● **Given entries**:

..............................

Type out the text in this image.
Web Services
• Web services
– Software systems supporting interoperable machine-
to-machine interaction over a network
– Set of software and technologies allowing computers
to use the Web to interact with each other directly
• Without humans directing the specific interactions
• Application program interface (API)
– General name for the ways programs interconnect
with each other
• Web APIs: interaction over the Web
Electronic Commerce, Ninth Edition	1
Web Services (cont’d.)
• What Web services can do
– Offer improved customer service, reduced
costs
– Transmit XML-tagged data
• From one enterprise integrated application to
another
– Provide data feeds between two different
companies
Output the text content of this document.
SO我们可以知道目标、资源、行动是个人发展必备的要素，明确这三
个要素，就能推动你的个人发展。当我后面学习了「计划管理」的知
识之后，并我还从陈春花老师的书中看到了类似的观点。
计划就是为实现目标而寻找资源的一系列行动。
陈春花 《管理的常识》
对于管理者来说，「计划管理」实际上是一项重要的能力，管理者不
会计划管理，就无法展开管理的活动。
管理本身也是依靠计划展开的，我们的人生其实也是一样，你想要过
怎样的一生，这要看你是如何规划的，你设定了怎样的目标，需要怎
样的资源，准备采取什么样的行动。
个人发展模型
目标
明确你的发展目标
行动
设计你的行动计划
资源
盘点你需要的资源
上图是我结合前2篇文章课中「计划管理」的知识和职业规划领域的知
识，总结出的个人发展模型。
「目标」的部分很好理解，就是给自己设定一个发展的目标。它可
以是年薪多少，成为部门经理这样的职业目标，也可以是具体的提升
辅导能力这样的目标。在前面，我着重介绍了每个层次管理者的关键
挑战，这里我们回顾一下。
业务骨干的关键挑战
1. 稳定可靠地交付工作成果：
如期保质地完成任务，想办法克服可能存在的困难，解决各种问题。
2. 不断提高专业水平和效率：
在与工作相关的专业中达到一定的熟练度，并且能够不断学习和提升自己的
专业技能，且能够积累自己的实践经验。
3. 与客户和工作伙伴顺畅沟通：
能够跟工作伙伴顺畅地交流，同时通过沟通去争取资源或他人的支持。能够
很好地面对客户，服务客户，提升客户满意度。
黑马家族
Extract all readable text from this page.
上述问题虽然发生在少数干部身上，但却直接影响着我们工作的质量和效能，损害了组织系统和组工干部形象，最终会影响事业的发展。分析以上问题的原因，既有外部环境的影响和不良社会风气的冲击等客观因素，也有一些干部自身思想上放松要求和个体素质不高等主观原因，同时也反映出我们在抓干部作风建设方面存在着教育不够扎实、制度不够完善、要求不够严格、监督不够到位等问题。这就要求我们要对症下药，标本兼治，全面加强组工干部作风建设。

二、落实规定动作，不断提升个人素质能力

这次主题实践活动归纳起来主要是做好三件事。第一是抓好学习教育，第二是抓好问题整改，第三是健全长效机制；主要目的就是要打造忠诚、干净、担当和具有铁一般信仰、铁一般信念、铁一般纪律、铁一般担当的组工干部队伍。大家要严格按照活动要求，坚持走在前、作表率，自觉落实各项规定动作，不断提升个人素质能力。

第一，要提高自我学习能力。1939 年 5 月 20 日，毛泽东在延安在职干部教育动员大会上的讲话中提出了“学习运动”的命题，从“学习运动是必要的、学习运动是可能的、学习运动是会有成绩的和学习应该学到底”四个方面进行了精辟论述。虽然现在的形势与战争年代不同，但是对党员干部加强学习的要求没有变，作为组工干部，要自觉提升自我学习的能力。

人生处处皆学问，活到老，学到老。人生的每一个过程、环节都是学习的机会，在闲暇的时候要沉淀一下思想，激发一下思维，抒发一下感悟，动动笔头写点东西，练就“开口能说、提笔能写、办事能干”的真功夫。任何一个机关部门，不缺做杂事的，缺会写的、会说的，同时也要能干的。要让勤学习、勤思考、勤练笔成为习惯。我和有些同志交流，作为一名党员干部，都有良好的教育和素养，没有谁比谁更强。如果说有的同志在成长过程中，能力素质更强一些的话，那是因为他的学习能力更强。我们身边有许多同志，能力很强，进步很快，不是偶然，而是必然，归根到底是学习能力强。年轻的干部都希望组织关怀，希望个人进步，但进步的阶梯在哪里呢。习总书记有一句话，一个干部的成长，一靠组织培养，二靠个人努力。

..............................

● **Given problem**:
Retype all of the data shown above, word for word.

● **Written answer**:
Type out the text in this image.
Web Services
• Web services
– Software systems supporting interoperable machine-
to-machine interaction over a network
– Set of software and technologies allowing computers
to use the Web to interact with each other directly
• Without humans directing the specific interactions
• Application program interface (API)
– General name for the ways programs interconnect
with each other
• Web APIs: interaction over the Web
Electronic Commerce, Ninth Edition	1
Web Services (cont’d.)
• What Web services can do
– Offer improved customer service, reduced
costs
– Transmit XML-tagged data
• From one enterprise integrated application to
another
– Provide data feeds between two different
companies
Output the text content of this document.
SO我们可以知道目标、资源、行动是个人发展必备的要素，明确这三
个要素，就能推动你的个人发展。当我后面学习了「计划管理」的知
识之后，并我还从陈春花老师的书中看到了类似的观点。
计划就是为实现目标而寻找资源的一系列行动。
陈春花 《管理的常识》
对于管理者来说，「计划管理」实际上是一项重要的能力，管理者不
会计划管理，就无法展开管理的活动。
管理本身也是依靠计划展开的，我们的人生其实也是一样，你想要过
怎样的一生，这要看你是如何规划的，你设定了怎样的目标，需要怎
样的资源，准备采取什么样的行动。
个人发展模型
目标
明确你的发展目标
行动
设计你的行动计划
资源
盘点你需要的资源
上图是我结合前2篇文章课中「计划管理」的知识和职业规划领域的知
识，总结出的个人发展模型。
「目标」的部分很好理解，就是给自己设定一个发展的目标。它可
以是年薪多少，成为部门经理这样的职业目标，也可以是具体的提升
辅导能力这样的目标。在前面，我着重介绍了每个层次管理者的关键
挑战，这里我们回顾一下。
业务骨干的关键挑战
1. 稳定可靠地交付工作成果：
如期保质地完成任务，想办法克服可能存在的困难，解决各种问题。
2. 不断提高专业水平和效率：
在与工作相关的专业中达到一定的熟练度，并且能够不断学习和提升自己的
专业技能，且能够积累自己的实践经验。
3. 与客户和工作伙伴顺畅沟通：
能够跟工作伙伴顺畅地交流，同时通过沟通去争取资源或他人的支持。能够
很好地面对客户，服务客户，提升客户满意度。
黑马家族
Extract all readable text from this page.
上述问题虽然发生在少数干部身上，但却直接影响着我们工作的质量和效能，损害了组织系统和组工干部形象，最终会影响事业的发展。分析以上问题的原因，既有外部环境的影响和不良社会风气的冲击等客观因素，也有一些干部自身思想上放松要求和个体素质不高等主观原因，同时也反映出我们在抓干部作风建设方面存在着教育不够扎实、制度不够完善、要求不够严格、监督不够到位等问题。这就要求我们要对症下药，标本兼治，全面加强组工干部作风建设。

二、落实规定动作，不断提升个人素质能力

这次主题实践活动归纳起来主要是做好三件事。第一是抓好学习教育，第二是抓好问题整改，第三是健全长效机制；主要目的就是要打造忠诚、干净、担当和具有铁一般信仰、铁一般信念、铁一般纪律、铁一般担当的组工干部队伍。大家要严格按照活动要求，坚持走在前、作表率，自觉落实各项规定动作，不断提升个人素质能力。

第一，要提高自我学习能力。1939 年 5 月 20 日，毛泽东在延安在职干部教育动员大会上的讲话中提出了“学习运动”的命题，从“学习运动是必要的、学习运动是可能的、学习运动是会有成绩的和学习应该学到底”四个方面进行了精辟论述。虽然现在的形势与战争年代不同，但是对党员干部加强学习的要求没有变，作为组工干部，要自觉提升自我学习的能力。

人生处处皆学问，活到老，学到老。人生的每一个过程、环节都是学习的机会，在闲暇的时候要沉淀一下思想，激发一下思维，抒发一下感悟，动动笔头写点东西，练就“开口能说、提笔能写、办事能干”的真功夫。任何一个机关部门，不缺做杂事的，缺会写的、会说的，同时也要能干的。要让勤学习、勤思考、勤练笔成为习惯。我和有些同志交流，作为一名党员干部，都有良好的教育和素养，没有谁比谁更强。如果说有的同志在成长过程中，能力素质更强一些的话，那是因为他的学习能力更强。我们身边有许多同志，能力很强，进步很快，不是偶然，而是必然，归根到底是学习能力强。年轻的干部都希望组织关怀，希望个人进步，但进步的阶梯在哪里呢。习总书记有一句话，一个干部的成长，一靠组织培养，二靠个人努力。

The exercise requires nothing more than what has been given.